*EXERCISE PROMPT*
Every line below must be reproduced exactly. Copy them all.

*PROVIDED INFORMATION*
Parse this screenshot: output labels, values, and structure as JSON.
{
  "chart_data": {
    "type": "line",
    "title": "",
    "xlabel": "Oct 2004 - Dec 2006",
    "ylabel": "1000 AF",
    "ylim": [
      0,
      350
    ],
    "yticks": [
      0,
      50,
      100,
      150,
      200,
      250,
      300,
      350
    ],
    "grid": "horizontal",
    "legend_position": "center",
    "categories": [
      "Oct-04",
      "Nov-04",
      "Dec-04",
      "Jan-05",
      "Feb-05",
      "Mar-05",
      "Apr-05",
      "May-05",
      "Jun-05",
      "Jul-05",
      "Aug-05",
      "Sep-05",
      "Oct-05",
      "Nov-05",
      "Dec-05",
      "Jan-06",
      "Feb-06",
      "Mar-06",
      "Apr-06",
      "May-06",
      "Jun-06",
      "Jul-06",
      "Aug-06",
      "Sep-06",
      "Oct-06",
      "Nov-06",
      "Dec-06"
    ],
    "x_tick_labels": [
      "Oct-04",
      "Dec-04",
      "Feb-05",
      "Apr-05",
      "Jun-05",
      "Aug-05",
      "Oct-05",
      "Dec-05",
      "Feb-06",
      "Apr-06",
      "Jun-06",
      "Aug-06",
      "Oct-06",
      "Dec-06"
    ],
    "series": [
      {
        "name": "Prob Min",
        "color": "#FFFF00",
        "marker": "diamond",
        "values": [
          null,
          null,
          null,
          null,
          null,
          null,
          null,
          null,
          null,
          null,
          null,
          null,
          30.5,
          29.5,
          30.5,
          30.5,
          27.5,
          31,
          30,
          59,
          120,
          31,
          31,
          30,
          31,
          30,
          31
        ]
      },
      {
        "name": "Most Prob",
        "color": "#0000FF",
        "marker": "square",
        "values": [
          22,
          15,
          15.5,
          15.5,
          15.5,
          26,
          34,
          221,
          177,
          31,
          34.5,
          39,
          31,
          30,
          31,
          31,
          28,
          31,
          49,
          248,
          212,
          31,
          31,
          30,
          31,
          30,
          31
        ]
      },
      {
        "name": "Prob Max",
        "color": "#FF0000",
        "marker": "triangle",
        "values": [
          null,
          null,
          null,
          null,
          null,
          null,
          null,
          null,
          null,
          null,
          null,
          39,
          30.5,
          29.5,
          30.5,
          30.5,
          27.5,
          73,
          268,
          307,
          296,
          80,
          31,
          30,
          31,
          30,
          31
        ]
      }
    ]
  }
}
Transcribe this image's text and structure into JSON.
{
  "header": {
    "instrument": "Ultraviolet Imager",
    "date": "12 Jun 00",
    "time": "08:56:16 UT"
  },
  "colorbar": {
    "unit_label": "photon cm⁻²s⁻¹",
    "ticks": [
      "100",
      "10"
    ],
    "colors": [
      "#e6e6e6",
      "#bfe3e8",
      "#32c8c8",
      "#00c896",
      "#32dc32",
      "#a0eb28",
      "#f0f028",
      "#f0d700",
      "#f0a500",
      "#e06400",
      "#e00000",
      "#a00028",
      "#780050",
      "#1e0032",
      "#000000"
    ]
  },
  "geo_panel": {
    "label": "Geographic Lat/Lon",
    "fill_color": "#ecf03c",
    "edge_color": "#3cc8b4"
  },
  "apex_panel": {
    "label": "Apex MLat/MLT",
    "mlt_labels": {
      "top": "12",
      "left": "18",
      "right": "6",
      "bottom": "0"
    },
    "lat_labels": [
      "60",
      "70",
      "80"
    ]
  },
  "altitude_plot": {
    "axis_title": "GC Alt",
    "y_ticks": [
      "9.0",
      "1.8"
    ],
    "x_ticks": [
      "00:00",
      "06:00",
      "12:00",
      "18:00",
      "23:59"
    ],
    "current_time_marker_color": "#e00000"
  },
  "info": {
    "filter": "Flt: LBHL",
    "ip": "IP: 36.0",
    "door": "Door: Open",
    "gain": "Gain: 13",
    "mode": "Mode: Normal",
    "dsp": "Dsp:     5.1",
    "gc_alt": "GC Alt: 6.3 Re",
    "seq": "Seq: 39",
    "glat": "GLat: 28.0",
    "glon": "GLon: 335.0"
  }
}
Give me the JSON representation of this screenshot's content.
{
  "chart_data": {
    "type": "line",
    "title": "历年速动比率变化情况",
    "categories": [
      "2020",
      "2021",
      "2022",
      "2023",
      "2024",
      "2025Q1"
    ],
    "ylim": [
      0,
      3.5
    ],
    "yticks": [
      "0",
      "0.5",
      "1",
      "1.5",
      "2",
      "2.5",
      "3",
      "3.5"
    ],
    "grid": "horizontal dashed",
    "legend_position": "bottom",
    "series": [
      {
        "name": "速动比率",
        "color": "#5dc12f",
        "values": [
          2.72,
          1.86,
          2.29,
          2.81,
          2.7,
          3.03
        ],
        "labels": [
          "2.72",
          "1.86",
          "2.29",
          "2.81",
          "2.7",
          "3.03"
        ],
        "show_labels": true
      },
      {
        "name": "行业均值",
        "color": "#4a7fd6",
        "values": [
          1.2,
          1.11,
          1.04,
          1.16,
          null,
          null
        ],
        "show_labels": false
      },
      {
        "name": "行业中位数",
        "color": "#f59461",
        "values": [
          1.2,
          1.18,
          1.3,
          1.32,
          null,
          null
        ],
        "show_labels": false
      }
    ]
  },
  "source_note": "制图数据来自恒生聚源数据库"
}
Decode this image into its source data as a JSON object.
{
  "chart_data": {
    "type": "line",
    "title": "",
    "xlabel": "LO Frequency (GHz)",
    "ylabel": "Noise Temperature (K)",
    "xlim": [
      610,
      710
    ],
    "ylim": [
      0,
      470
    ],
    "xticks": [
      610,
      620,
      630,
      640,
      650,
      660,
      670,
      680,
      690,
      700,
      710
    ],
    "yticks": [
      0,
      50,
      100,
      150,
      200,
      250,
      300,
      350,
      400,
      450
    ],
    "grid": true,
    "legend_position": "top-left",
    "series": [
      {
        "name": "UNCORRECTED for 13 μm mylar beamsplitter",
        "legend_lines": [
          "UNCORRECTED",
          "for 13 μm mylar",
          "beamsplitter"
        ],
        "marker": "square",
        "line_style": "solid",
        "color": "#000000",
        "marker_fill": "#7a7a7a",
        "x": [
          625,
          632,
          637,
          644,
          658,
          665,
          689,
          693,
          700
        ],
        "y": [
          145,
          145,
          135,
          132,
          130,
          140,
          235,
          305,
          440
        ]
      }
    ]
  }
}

*COMPLETE OUTPUT*
Parse this screenshot: output labels, values, and structure as JSON.
{
  "chart_data": {
    "type": "line",
    "title": "",
    "xlabel": "Oct 2004 - Dec 2006",
    "ylabel": "1000 AF",
    "ylim": [
      0,
      350
    ],
    "yticks": [
      0,
      50,
      100,
      150,
      200,
      250,
      300,
      350
    ],
    "grid": "horizontal",
    "legend_position": "center",
    "categories": [
      "Oct-04",
      "Nov-04",
      "Dec-04",
      "Jan-05",
      "Feb-05",
      "Mar-05",
      "Apr-05",
      "May-05",
      "Jun-05",
      "Jul-05",
      "Aug-05",
      "Sep-05",
      "Oct-05",
      "Nov-05",
      "Dec-05",
      "Jan-06",
      "Feb-06",
      "Mar-06",
      "Apr-06",
      "May-06",
      "Jun-06",
      "Jul-06",
      "Aug-06",
      "Sep-06",
      "Oct-06",
      "Nov-06",
      "Dec-06"
    ],
    "x_tick_labels": [
      "Oct-04",
      "Dec-04",
      "Feb-05",
      "Apr-05",
      "Jun-05",
      "Aug-05",
      "Oct-05",
      "Dec-05",
      "Feb-06",
      "Apr-06",
      "Jun-06",
      "Aug-06",
      "Oct-06",
      "Dec-06"
    ],
    "series": [
      {
        "name": "Prob Min",
        "color": "#FFFF00",
        "marker": "diamond",
        "values": [
          null,
          null,
          null,
          null,
          null,
          null,
          null,
          null,
          null,
          null,
          null,
          null,
          30.5,
          29.5,
          30.5,
          30.5,
          27.5,
          31,
          30,
          59,
          120,
          31,
          31,
          30,
          31,
          30,
          31
        ]
      },
      {
        "name": "Most Prob",
        "color": "#0000FF",
        "marker": "square",
        "values": [
          22,
          15,
          15.5,
          15.5,
          15.5,
          26,
          34,
          221,
          177,
          31,
          34.5,
          39,
          31,
          30,
          31,
          31,
          28,
          31,
          49,
          248,
          212,
          31,
          31,
          30,
          31,
          30,
          31
        ]
      },
      {
        "name": "Prob Max",
        "color": "#FF0000",
        "marker": "triangle",
        "values": [
          null,
          null,
          null,
          null,
          null,
          null,
          null,
          null,
          null,
          null,
          null,
          39,
          30.5,
          29.5,
          30.5,
          30.5,
          27.5,
          73,
          268,
          307,
          296,
          80,
          31,
          30,
          31,
          30,
          31
        ]
      }
    ]
  }
}
Transcribe this image's text and structure into JSON.
{
  "header": {
    "instrument": "Ultraviolet Imager",
    "date": "12 Jun 00",
    "time": "08:56:16 UT"
  },
  "colorbar": {
    "unit_label": "photon cm⁻²s⁻¹",
    "ticks": [
      "100",
      "10"
    ],
    "colors": [
      "#e6e6e6",
      "#bfe3e8",
      "#32c8c8",
      "#00c896",
      "#32dc32",
      "#a0eb28",
      "#f0f028",
      "#f0d700",
      "#f0a500",
      "#e06400",
      "#e00000",
      "#a00028",
      "#780050",
      "#1e0032",
      "#000000"
    ]
  },
  "geo_panel": {
    "label": "Geographic Lat/Lon",
    "fill_color": "#ecf03c",
    "edge_color": "#3cc8b4"
  },
  "apex_panel": {
    "label": "Apex MLat/MLT",
    "mlt_labels": {
      "top": "12",
      "left": "18",
      "right": "6",
      "bottom": "0"
    },
    "lat_labels": [
      "60",
      "70",
      "80"
    ]
  },
  "altitude_plot": {
    "axis_title": "GC Alt",
    "y_ticks": [
      "9.0",
      "1.8"
    ],
    "x_ticks": [
      "00:00",
      "06:00",
      "12:00",
      "18:00",
      "23:59"
    ],
    "current_time_marker_color": "#e00000"
  },
  "info": {
    "filter": "Flt: LBHL",
    "ip": "IP: 36.0",
    "door": "Door: Open",
    "gain": "Gain: 13",
    "mode": "Mode: Normal",
    "dsp": "Dsp:     5.1",
    "gc_alt": "GC Alt: 6.3 Re",
    "seq": "Seq: 39",
    "glat": "GLat: 28.0",
    "glon": "GLon: 335.0"
  }
}
Give me the JSON representation of this screenshot's content.
{
  "chart_data": {
    "type": "line",
    "title": "历年速动比率变化情况",
    "categories": [
      "2020",
      "2021",
      "2022",
      "2023",
      "2024",
      "2025Q1"
    ],
    "ylim": [
      0,
      3.5
    ],
    "yticks": [
      "0",
      "0.5",
      "1",
      "1.5",
      "2",
      "2.5",
      "3",
      "3.5"
    ],
    "grid": "horizontal dashed",
    "legend_position": "bottom",
    "series": [
      {
        "name": "速动比率",
        "color": "#5dc12f",
        "values": [
          2.72,
          1.86,
          2.29,
          2.81,
          2.7,
          3.03
        ],
        "labels": [
          "2.72",
          "1.86",
          "2.29",
          "2.81",
          "2.7",
          "3.03"
        ],
        "show_labels": true
      },
      {
        "name": "行业均值",
        "color": "#4a7fd6",
        "values": [
          1.2,
          1.11,
          1.04,
          1.16,
          null,
          null
        ],
        "show_labels": false
      },
      {
        "name": "行业中位数",
        "color": "#f59461",
        "values": [
          1.2,
          1.18,
          1.3,
          1.32,
          null,
          null
        ],
        "show_labels": false
      }
    ]
  },
  "source_note": "制图数据来自恒生聚源数据库"
}
Decode this image into its source data as a JSON object.
{
  "chart_data": {
    "type": "line",
    "title": "",
    "xlabel": "LO Frequency (GHz)",
    "ylabel": "Noise Temperature (K)",
    "xlim": [
      610,
      710
    ],
    "ylim": [
      0,
      470
    ],
    "xticks": [
      610,
      620,
      630,
      640,
      650,
      660,
      670,
      680,
      690,
      700,
      710
    ],
    "yticks": [
      0,
      50,
      100,
      150,
      200,
      250,
      300,
      350,
      400,
      450
    ],
    "grid": true,
    "legend_position": "top-left",
    "series": [
      {
        "name": "UNCORRECTED for 13 μm mylar beamsplitter",
        "legend_lines": [
          "UNCORRECTED",
          "for 13 μm mylar",
          "beamsplitter"
        ],
        "marker": "square",
        "line_style": "solid",
        "color": "#000000",
        "marker_fill": "#7a7a7a",
        "x": [
          625,
          632,
          637,
          644,
          658,
          665,
          689,
          693,
          700
        ],
        "y": [
          145,
          145,
          135,
          132,
          130,
          140,
          235,
          305,
          440
        ]
      }
    ]
  }
}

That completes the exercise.